* [RECORDS SHOWN]

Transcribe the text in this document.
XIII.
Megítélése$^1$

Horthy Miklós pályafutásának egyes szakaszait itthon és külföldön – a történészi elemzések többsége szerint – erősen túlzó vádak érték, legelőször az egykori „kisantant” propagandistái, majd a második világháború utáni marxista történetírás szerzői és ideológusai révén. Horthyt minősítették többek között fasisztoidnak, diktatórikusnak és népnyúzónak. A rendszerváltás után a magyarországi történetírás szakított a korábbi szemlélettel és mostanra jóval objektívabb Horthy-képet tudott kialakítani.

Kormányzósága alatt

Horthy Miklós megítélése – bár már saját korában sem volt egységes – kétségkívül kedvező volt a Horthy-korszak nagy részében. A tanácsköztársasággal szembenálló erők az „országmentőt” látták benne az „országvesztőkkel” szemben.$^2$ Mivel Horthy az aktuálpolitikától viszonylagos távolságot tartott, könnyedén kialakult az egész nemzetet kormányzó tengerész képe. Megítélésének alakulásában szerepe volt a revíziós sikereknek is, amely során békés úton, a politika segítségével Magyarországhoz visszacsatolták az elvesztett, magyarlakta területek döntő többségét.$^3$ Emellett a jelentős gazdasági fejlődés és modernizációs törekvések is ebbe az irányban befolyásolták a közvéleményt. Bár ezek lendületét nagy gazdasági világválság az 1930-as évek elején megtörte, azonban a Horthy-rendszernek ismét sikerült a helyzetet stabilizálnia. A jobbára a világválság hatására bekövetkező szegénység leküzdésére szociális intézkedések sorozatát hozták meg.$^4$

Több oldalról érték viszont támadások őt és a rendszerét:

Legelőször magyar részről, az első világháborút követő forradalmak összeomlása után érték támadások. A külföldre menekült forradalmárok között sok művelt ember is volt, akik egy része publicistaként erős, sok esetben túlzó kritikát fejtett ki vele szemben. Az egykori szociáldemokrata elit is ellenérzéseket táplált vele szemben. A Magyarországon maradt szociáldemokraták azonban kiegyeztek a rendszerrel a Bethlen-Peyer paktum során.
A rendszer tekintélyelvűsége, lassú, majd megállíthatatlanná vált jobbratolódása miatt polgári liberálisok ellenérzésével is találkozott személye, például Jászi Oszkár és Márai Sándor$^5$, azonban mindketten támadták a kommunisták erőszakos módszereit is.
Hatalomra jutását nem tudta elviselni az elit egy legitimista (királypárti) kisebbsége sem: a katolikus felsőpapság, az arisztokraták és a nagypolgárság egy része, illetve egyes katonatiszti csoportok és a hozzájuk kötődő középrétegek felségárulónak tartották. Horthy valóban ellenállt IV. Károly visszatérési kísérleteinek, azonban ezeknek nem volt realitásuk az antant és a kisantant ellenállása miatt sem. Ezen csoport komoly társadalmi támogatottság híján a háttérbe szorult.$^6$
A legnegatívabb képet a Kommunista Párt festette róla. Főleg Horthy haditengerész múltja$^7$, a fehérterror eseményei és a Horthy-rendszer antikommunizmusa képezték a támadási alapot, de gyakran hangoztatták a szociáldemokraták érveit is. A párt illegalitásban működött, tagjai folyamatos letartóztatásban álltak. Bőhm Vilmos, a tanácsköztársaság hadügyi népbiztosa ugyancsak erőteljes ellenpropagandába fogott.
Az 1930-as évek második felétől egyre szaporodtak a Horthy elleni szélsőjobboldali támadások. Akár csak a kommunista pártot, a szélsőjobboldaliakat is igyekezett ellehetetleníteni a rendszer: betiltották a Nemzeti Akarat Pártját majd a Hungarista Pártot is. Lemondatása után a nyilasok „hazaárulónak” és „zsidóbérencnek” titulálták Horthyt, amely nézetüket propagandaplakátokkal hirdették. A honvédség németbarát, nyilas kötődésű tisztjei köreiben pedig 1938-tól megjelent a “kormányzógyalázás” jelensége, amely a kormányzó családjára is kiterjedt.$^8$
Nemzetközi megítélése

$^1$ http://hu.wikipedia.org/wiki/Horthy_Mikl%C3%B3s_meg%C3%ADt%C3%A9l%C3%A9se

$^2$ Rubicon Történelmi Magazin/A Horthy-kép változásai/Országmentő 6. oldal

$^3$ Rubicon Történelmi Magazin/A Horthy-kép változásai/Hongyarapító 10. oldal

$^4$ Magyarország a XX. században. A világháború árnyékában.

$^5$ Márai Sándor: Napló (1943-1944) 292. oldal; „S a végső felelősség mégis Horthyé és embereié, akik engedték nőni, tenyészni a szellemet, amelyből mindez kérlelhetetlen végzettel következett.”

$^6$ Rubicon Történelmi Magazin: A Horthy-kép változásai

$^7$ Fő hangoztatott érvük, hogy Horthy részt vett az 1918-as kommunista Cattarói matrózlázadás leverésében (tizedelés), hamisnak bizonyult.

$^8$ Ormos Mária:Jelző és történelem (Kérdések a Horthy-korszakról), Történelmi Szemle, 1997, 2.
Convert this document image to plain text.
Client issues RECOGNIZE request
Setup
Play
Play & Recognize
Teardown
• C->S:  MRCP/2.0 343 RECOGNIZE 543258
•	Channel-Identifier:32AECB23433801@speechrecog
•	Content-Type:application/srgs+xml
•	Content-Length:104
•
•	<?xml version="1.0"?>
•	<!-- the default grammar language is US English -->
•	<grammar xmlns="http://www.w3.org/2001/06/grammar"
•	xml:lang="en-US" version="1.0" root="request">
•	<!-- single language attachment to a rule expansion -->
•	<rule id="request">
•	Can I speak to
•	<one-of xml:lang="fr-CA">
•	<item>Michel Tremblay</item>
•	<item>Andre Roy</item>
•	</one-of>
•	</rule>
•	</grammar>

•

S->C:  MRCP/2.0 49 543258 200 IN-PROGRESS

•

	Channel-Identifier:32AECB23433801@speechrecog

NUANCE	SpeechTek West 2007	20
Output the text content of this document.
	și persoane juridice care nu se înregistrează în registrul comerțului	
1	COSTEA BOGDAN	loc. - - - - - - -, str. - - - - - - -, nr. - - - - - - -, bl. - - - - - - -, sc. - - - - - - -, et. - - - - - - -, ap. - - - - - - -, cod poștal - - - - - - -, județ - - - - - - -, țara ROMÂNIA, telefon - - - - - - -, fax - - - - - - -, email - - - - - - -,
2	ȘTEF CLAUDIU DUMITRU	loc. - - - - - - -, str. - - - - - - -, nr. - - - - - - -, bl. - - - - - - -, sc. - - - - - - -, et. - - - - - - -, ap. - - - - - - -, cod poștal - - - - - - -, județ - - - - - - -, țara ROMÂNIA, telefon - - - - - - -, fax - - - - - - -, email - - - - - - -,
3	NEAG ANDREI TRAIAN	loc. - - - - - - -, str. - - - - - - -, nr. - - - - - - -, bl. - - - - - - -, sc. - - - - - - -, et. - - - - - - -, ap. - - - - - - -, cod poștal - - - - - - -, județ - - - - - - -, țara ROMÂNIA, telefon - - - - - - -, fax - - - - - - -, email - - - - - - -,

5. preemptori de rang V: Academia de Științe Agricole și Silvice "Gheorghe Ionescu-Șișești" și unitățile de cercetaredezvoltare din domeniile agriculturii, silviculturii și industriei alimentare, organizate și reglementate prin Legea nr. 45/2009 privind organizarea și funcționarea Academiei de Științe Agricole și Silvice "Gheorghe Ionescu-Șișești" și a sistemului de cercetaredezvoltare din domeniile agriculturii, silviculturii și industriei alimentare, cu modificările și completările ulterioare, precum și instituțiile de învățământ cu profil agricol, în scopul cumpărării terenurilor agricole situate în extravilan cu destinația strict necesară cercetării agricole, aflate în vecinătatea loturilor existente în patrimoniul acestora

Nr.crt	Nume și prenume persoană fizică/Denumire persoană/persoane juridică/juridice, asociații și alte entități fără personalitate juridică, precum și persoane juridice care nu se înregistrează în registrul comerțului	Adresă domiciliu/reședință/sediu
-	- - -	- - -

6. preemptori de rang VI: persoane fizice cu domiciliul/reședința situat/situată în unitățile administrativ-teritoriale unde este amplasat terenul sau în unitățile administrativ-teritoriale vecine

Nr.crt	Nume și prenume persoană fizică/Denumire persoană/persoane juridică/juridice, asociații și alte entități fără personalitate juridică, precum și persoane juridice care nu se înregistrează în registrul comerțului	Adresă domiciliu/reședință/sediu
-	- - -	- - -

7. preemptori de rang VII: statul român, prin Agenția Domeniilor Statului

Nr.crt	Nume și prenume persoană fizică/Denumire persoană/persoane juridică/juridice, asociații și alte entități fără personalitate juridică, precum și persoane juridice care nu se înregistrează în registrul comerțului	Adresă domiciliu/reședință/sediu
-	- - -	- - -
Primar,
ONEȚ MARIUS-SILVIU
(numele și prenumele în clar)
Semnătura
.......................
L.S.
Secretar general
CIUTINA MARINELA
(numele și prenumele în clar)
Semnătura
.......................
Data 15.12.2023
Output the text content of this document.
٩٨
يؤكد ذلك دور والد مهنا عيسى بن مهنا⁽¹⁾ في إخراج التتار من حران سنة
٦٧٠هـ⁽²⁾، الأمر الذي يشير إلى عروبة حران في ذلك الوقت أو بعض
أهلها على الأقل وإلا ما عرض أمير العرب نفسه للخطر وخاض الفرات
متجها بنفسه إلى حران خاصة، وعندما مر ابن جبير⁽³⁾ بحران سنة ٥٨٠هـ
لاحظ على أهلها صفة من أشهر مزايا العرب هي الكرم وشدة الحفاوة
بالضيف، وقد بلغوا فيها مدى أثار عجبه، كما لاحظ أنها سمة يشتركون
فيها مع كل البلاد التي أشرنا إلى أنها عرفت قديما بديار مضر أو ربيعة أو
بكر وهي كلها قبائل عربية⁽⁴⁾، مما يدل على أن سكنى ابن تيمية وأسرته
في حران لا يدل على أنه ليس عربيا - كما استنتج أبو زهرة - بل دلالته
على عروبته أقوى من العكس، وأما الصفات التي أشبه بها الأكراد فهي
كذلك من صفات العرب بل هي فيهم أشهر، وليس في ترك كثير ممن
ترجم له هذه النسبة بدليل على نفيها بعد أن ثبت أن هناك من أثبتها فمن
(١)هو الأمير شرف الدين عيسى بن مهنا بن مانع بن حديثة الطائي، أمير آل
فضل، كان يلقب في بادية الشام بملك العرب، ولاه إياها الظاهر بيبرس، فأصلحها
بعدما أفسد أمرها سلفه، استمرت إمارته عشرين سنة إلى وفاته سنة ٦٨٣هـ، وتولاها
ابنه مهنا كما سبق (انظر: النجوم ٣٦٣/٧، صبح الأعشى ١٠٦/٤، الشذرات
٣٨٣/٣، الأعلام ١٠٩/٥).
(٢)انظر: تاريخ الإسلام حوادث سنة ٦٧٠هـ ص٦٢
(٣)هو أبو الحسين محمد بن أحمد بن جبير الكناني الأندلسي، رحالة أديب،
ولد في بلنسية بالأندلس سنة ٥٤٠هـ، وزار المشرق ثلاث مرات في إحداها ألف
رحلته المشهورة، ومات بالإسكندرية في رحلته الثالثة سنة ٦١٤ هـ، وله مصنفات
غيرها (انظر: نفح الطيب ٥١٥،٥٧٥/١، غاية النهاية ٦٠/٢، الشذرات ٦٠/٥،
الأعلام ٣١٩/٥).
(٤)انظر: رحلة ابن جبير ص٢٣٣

* [DIRECTIVE]
Pull out all lines from the entries above that include the word "مهنا".

* [WRITTEN SOLUTION]
يؤكد ذلك دور والد مهنا عيسى بن مهنا⁽¹⁾ في إخراج التتار من حران سنة
(١)هو الأمير شرف الدين عيسى بن مهنا بن مانع بن حديثة الطائي، أمير آل
ابنه مهنا كما سبق (انظر: النجوم ٣٦٣/٧، صبح الأعشى ١٠٦/٤، الشذرات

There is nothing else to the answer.